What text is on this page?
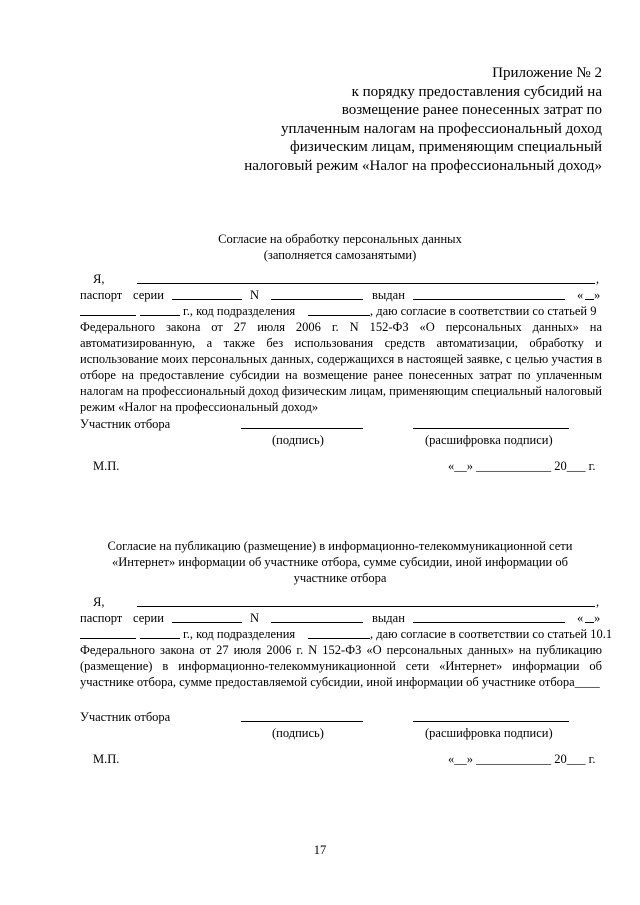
Приложение № 2
к порядку предоставления субсидий на
возмещение ранее понесенных затрат по
уплаченным налогам на профессиональный доход
физическим лицам, применяющим специальный
налоговый режим «Налог на профессиональный доход»
Согласие на обработку персональных данных
(заполняется самозанятыми)
Я,	,
паспорт серии	N	выдан	« »
г., код подразделения	, даю согласие в соответствии со статьей 9
Федерального закона от 27 июля 2006 г. N 152-ФЗ «О персональных данных» на автоматизированную, а также без использования средств автоматизации, обработку и использование моих персональных данных, содержащихся в настоящей заявке, с целью участия в отборе на предоставление субсидии на возмещение ранее понесенных затрат по уплаченным налогам на профессиональный доход физическим лицам, применяющим специальный налоговый режим «Налог на профессиональный доход»
Участник отбора
(подпись)	(расшифровка подписи)
М.П.	«__» ____________ 20___ г.
Согласие на публикацию (размещение) в информационно-телекоммуникационной сети
«Интернет» информации об участнике отбора, сумме субсидии, иной информации об
участнике отбора
Я,	,
паспорт серии	N	выдан	« »
г., код подразделения	, даю согласие в соответствии со статьей 10.1
Федерального закона от 27 июля 2006 г. N 152-ФЗ «О персональных данных» на публикацию (размещение) в информационно-телекоммуникационной сети «Интернет» информации об участнике отбора, сумме предоставляемой субсидии, иной информации об участнике отбора____
Участник отбора
(подпись)	(расшифровка подписи)
М.П.	«__» ____________ 20___ г.
17
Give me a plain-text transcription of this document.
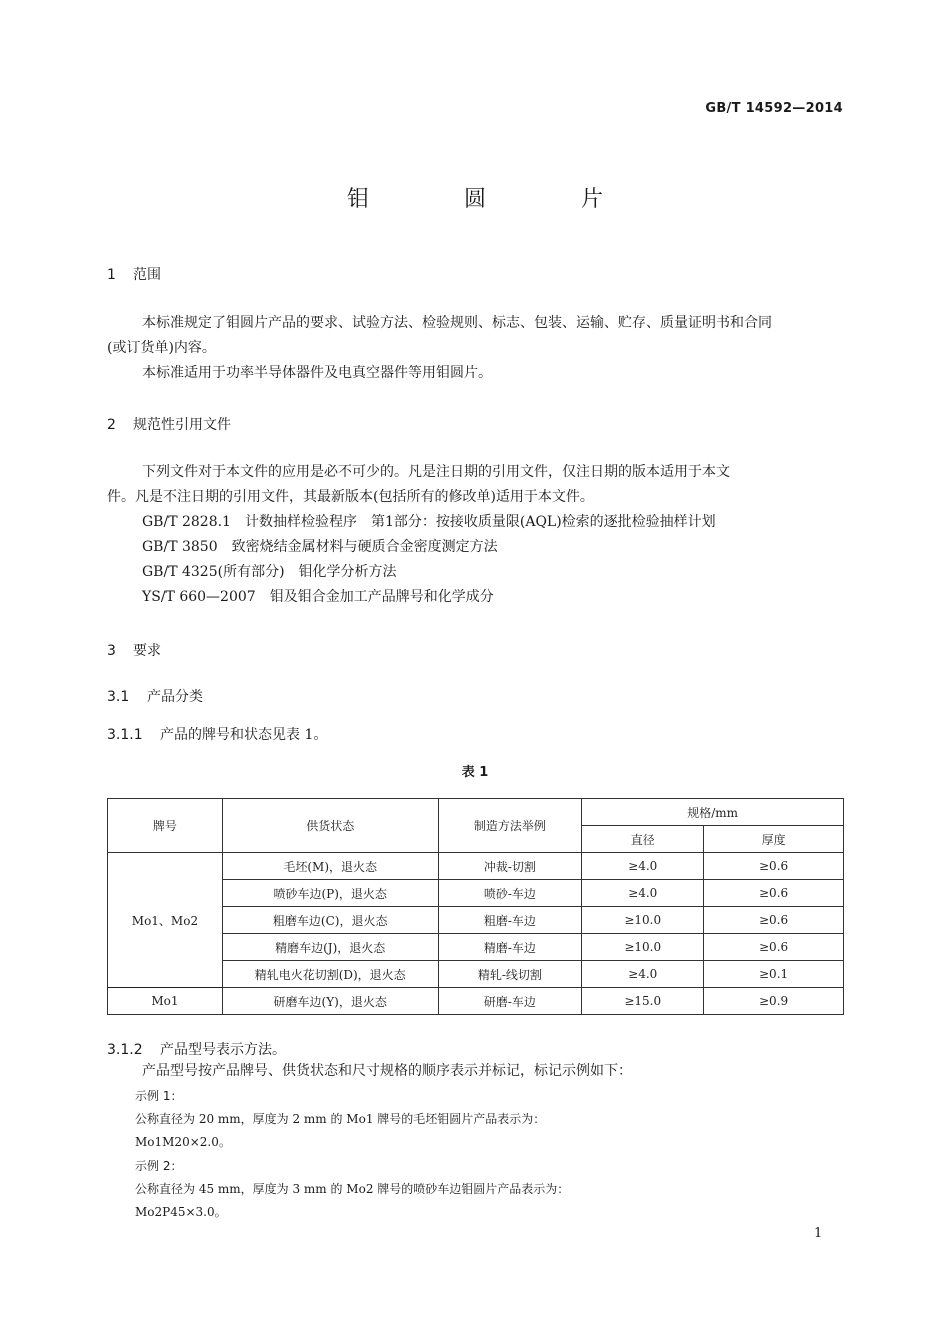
GB/T 14592—2014
钼 圆 片
1 范围
本标准规定了钼圆片产品的要求、试验方法、检验规则、标志、包装、运输、贮存、质量证明书和合同
(或订货单)内容。
本标准适用于功率半导体器件及电真空器件等用钼圆片。
2 规范性引用文件
下列文件对于本文件的应用是必不可少的。凡是注日期的引用文件，仅注日期的版本适用于本文
件。凡是不注日期的引用文件，其最新版本(包括所有的修改单)适用于本文件。
GB/T 2828.1 计数抽样检验程序　第1部分：按接收质量限(AQL)检索的逐批检验抽样计划
GB/T 3850 致密烧结金属材料与硬质合金密度测定方法
GB/T 4325(所有部分) 钼化学分析方法
YS/T 660—2007 钼及钼合金加工产品牌号和化学成分
3 要求
3.1 产品分类
3.1.1 产品的牌号和状态见表 1。
表 1
牌号	供货状态	制造方法举例	规格/mm	
			直径	厚度
Mo1、Mo2	毛坯(M)，退火态	冲裁-切割	≥4.0	≥0.6
	喷砂车边(P)，退火态	喷砂-车边	≥4.0	≥0.6
	粗磨车边(C)，退火态	粗磨-车边	≥10.0	≥0.6
	精磨车边(J)，退火态	精磨-车边	≥10.0	≥0.6
	精轧电火花切割(D)，退火态	精轧-线切割	≥4.0	≥0.1
Mo1	研磨车边(Y)，退火态	研磨-车边	≥15.0	≥0.9
3.1.2 产品型号表示方法。
产品型号按产品牌号、供货状态和尺寸规格的顺序表示并标记，标记示例如下：
示例 1：
公称直径为 20 mm，厚度为 2 mm 的 Mo1 牌号的毛坯钼圆片产品表示为：
Mo1M20×2.0。
示例 2：
公称直径为 45 mm，厚度为 3 mm 的 Mo2 牌号的喷砂车边钼圆片产品表示为：
Mo2P45×3.0。
1
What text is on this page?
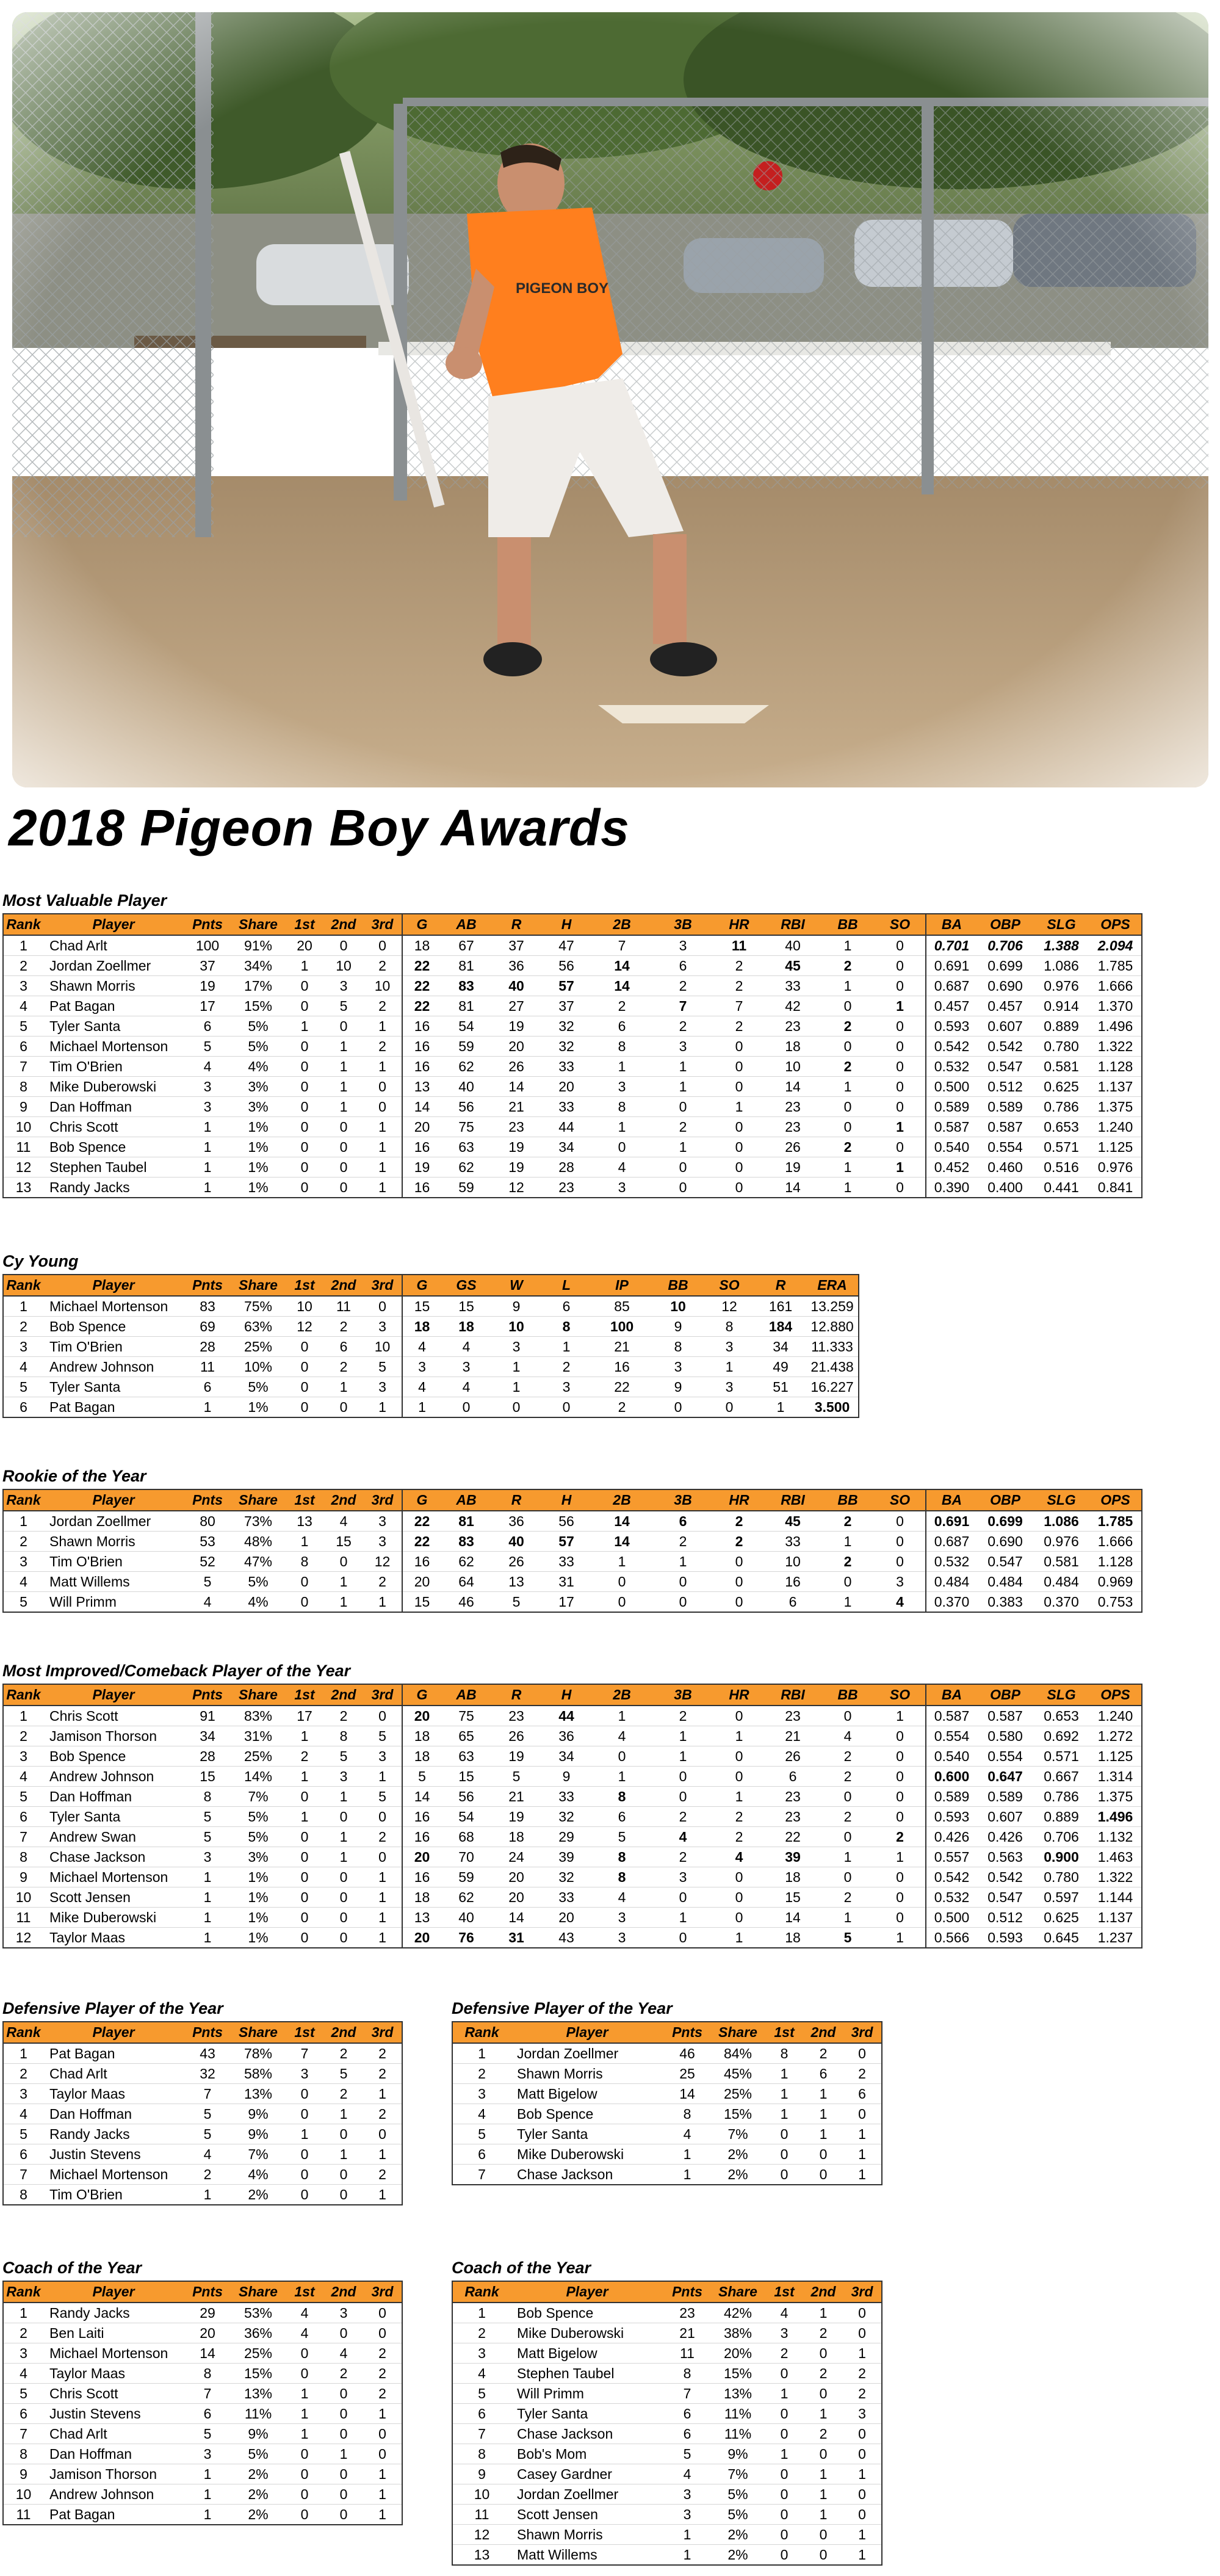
2018 Pigeon Boy Awards
Most Valuable Player
Rank	Player	Pnts	Share	1st	2nd	3rd	G	AB	R	H	2B	3B	HR	RBI	BB	SO	BA	OBP	SLG	OPS
1	Chad Arlt	100	91%	20	0	0	18	67	37	47	7	3	11	40	1	0	0.701	0.706	1.388	2.094
2	Jordan Zoellmer	37	34%	1	10	2	22	81	36	56	14	6	2	45	2	0	0.691	0.699	1.086	1.785
3	Shawn Morris	19	17%	0	3	10	22	83	40	57	14	2	2	33	1	0	0.687	0.690	0.976	1.666
4	Pat Bagan	17	15%	0	5	2	22	81	27	37	2	7	7	42	0	1	0.457	0.457	0.914	1.370
5	Tyler Santa	6	5%	1	0	1	16	54	19	32	6	2	2	23	2	0	0.593	0.607	0.889	1.496
6	Michael Mortenson	5	5%	0	1	2	16	59	20	32	8	3	0	18	0	0	0.542	0.542	0.780	1.322
7	Tim O'Brien	4	4%	0	1	1	16	62	26	33	1	1	0	10	2	0	0.532	0.547	0.581	1.128
8	Mike Duberowski	3	3%	0	1	0	13	40	14	20	3	1	0	14	1	0	0.500	0.512	0.625	1.137
9	Dan Hoffman	3	3%	0	1	0	14	56	21	33	8	0	1	23	0	0	0.589	0.589	0.786	1.375
10	Chris Scott	1	1%	0	0	1	20	75	23	44	1	2	0	23	0	1	0.587	0.587	0.653	1.240
11	Bob Spence	1	1%	0	0	1	16	63	19	34	0	1	0	26	2	0	0.540	0.554	0.571	1.125
12	Stephen Taubel	1	1%	0	0	1	19	62	19	28	4	0	0	19	1	1	0.452	0.460	0.516	0.976
13	Randy Jacks	1	1%	0	0	1	16	59	12	23	3	0	0	14	1	0	0.390	0.400	0.441	0.841
Cy Young
Rank	Player	Pnts	Share	1st	2nd	3rd	G	GS	W	L	IP	BB	SO	R	ERA
1	Michael Mortenson	83	75%	10	11	0	15	15	9	6	85	10	12	161	13.259
2	Bob Spence	69	63%	12	2	3	18	18	10	8	100	9	8	184	12.880
3	Tim O'Brien	28	25%	0	6	10	4	4	3	1	21	8	3	34	11.333
4	Andrew Johnson	11	10%	0	2	5	3	3	1	2	16	3	1	49	21.438
5	Tyler Santa	6	5%	0	1	3	4	4	1	3	22	9	3	51	16.227
6	Pat Bagan	1	1%	0	0	1	1	0	0	0	2	0	0	1	3.500
Rookie of the Year
Rank	Player	Pnts	Share	1st	2nd	3rd	G	AB	R	H	2B	3B	HR	RBI	BB	SO	BA	OBP	SLG	OPS
1	Jordan Zoellmer	80	73%	13	4	3	22	81	36	56	14	6	2	45	2	0	0.691	0.699	1.086	1.785
2	Shawn Morris	53	48%	1	15	3	22	83	40	57	14	2	2	33	1	0	0.687	0.690	0.976	1.666
3	Tim O'Brien	52	47%	8	0	12	16	62	26	33	1	1	0	10	2	0	0.532	0.547	0.581	1.128
4	Matt Willems	5	5%	0	1	2	20	64	13	31	0	0	0	16	0	3	0.484	0.484	0.484	0.969
5	Will Primm	4	4%	0	1	1	15	46	5	17	0	0	0	6	1	4	0.370	0.383	0.370	0.753
Most Improved/Comeback Player of the Year
Rank	Player	Pnts	Share	1st	2nd	3rd	G	AB	R	H	2B	3B	HR	RBI	BB	SO	BA	OBP	SLG	OPS
1	Chris Scott	91	83%	17	2	0	20	75	23	44	1	2	0	23	0	1	0.587	0.587	0.653	1.240
2	Jamison Thorson	34	31%	1	8	5	18	65	26	36	4	1	1	21	4	0	0.554	0.580	0.692	1.272
3	Bob Spence	28	25%	2	5	3	18	63	19	34	0	1	0	26	2	0	0.540	0.554	0.571	1.125
4	Andrew Johnson	15	14%	1	3	1	5	15	5	9	1	0	0	6	2	0	0.600	0.647	0.667	1.314
5	Dan Hoffman	8	7%	0	1	5	14	56	21	33	8	0	1	23	0	0	0.589	0.589	0.786	1.375
6	Tyler Santa	5	5%	1	0	0	16	54	19	32	6	2	2	23	2	0	0.593	0.607	0.889	1.496
7	Andrew Swan	5	5%	0	1	2	16	68	18	29	5	4	2	22	0	2	0.426	0.426	0.706	1.132
8	Chase Jackson	3	3%	0	1	0	20	70	24	39	8	2	4	39	1	1	0.557	0.563	0.900	1.463
9	Michael Mortenson	1	1%	0	0	1	16	59	20	32	8	3	0	18	0	0	0.542	0.542	0.780	1.322
10	Scott Jensen	1	1%	0	0	1	18	62	20	33	4	0	0	15	2	0	0.532	0.547	0.597	1.144
11	Mike Duberowski	1	1%	0	0	1	13	40	14	20	3	1	0	14	1	0	0.500	0.512	0.625	1.137
12	Taylor Maas	1	1%	0	0	1	20	76	31	43	3	0	1	18	5	1	0.566	0.593	0.645	1.237
Defensive Player of the Year
Rank	Player	Pnts	Share	1st	2nd	3rd
1	Pat Bagan	43	78%	7	2	2
2	Chad Arlt	32	58%	3	5	2
3	Taylor Maas	7	13%	0	2	1
4	Dan Hoffman	5	9%	0	1	2
5	Randy Jacks	5	9%	1	0	0
6	Justin Stevens	4	7%	0	1	1
7	Michael Mortenson	2	4%	0	0	2
8	Tim O'Brien	1	2%	0	0	1
Defensive Player of the Year
Rank	Player	Pnts	Share	1st	2nd	3rd
1	Jordan Zoellmer	46	84%	8	2	0
2	Shawn Morris	25	45%	1	6	2
3	Matt Bigelow	14	25%	1	1	6
4	Bob Spence	8	15%	1	1	0
5	Tyler Santa	4	7%	0	1	1
6	Mike Duberowski	1	2%	0	0	1
7	Chase Jackson	1	2%	0	0	1
Coach of the Year
Rank	Player	Pnts	Share	1st	2nd	3rd
1	Randy Jacks	29	53%	4	3	0
2	Ben Laiti	20	36%	4	0	0
3	Michael Mortenson	14	25%	0	4	2
4	Taylor Maas	8	15%	0	2	2
5	Chris Scott	7	13%	1	0	2
6	Justin Stevens	6	11%	1	0	1
7	Chad Arlt	5	9%	1	0	0
8	Dan Hoffman	3	5%	0	1	0
9	Jamison Thorson	1	2%	0	0	1
10	Andrew Johnson	1	2%	0	0	1
11	Pat Bagan	1	2%	0	0	1
Coach of the Year
Rank	Player	Pnts	Share	1st	2nd	3rd
1	Bob Spence	23	42%	4	1	0
2	Mike Duberowski	21	38%	3	2	0
3	Matt Bigelow	11	20%	2	0	1
4	Stephen Taubel	8	15%	0	2	2
5	Will Primm	7	13%	1	0	2
6	Tyler Santa	6	11%	0	1	3
7	Chase Jackson	6	11%	0	2	0
8	Bob's Mom	5	9%	1	0	0
9	Casey Gardner	4	7%	0	1	1
10	Jordan Zoellmer	3	5%	0	1	0
11	Scott Jensen	3	5%	0	1	0
12	Shawn Morris	1	2%	0	0	1
13	Matt Willems	1	2%	0	0	1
________________
● EXERCISE:
List all lines holding the string "Chris".

● THE COMPLETED TASK:
10	Chris Scott	1	1%	0	0	1	20	75	23	44	1	2	0	23	0	1	0.587	0.587	0.653	1.240
1	Chris Scott	91	83%	17	2	0	20	75	23	44	1	2	0	23	0	1	0.587	0.587	0.653	1.240
5	Chris Scott	7	13%	1	0	2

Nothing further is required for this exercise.